> Extracted material
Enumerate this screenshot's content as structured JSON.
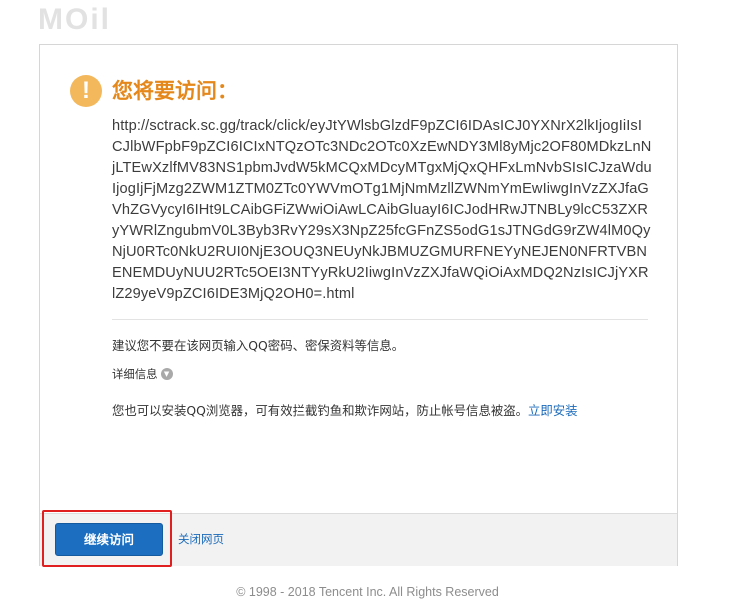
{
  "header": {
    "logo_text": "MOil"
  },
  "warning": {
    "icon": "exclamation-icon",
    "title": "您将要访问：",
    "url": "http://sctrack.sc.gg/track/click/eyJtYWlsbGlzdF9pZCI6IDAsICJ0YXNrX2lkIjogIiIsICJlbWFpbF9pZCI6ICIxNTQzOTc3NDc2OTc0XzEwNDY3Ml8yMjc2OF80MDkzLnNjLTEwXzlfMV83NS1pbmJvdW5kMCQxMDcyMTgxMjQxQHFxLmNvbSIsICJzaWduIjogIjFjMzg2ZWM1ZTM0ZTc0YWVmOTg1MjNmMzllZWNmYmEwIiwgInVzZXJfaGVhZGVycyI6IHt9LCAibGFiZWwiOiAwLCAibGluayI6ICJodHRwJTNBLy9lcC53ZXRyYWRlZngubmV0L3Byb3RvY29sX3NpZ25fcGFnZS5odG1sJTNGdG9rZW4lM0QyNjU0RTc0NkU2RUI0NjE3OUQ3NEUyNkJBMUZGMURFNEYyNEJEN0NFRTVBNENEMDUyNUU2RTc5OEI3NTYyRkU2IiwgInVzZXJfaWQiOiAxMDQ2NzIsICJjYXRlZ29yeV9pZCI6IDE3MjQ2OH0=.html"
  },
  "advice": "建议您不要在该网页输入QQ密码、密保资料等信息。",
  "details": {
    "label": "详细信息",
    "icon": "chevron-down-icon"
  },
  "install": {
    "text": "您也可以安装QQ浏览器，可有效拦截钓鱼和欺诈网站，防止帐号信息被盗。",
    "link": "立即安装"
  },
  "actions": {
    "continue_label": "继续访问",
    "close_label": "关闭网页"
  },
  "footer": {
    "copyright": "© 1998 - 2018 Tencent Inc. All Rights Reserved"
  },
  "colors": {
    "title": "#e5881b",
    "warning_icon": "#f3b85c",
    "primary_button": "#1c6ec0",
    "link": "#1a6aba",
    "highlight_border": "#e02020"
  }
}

> Set task
From the listing above, print every entry precisely and drop the pictures.

> Expected answer
Enumerate this screenshot's content as structured JSON.
{
  "header": {
    "logo_text": "MOil"
  },
  "warning": {
    "icon": "exclamation-icon",
    "title": "您将要访问：",
    "url": "http://sctrack.sc.gg/track/click/eyJtYWlsbGlzdF9pZCI6IDAsICJ0YXNrX2lkIjogIiIsICJlbWFpbF9pZCI6ICIxNTQzOTc3NDc2OTc0XzEwNDY3Ml8yMjc2OF80MDkzLnNjLTEwXzlfMV83NS1pbmJvdW5kMCQxMDcyMTgxMjQxQHFxLmNvbSIsICJzaWduIjogIjFjMzg2ZWM1ZTM0ZTc0YWVmOTg1MjNmMzllZWNmYmEwIiwgInVzZXJfaGVhZGVycyI6IHt9LCAibGFiZWwiOiAwLCAibGluayI6ICJodHRwJTNBLy9lcC53ZXRyYWRlZngubmV0L3Byb3RvY29sX3NpZ25fcGFnZS5odG1sJTNGdG9rZW4lM0QyNjU0RTc0NkU2RUI0NjE3OUQ3NEUyNkJBMUZGMURFNEYyNEJEN0NFRTVBNENEMDUyNUU2RTc5OEI3NTYyRkU2IiwgInVzZXJfaWQiOiAxMDQ2NzIsICJjYXRlZ29yeV9pZCI6IDE3MjQ2OH0=.html"
  },
  "advice": "建议您不要在该网页输入QQ密码、密保资料等信息。",
  "details": {
    "label": "详细信息",
    "icon": "chevron-down-icon"
  },
  "install": {
    "text": "您也可以安装QQ浏览器，可有效拦截钓鱼和欺诈网站，防止帐号信息被盗。",
    "link": "立即安装"
  },
  "actions": {
    "continue_label": "继续访问",
    "close_label": "关闭网页"
  },
  "footer": {
    "copyright": "© 1998 - 2018 Tencent Inc. All Rights Reserved"
  },
  "colors": {
    "title": "#e5881b",
    "warning_icon": "#f3b85c",
    "primary_button": "#1c6ec0",
    "link": "#1a6aba",
    "highlight_border": "#e02020"
  }
}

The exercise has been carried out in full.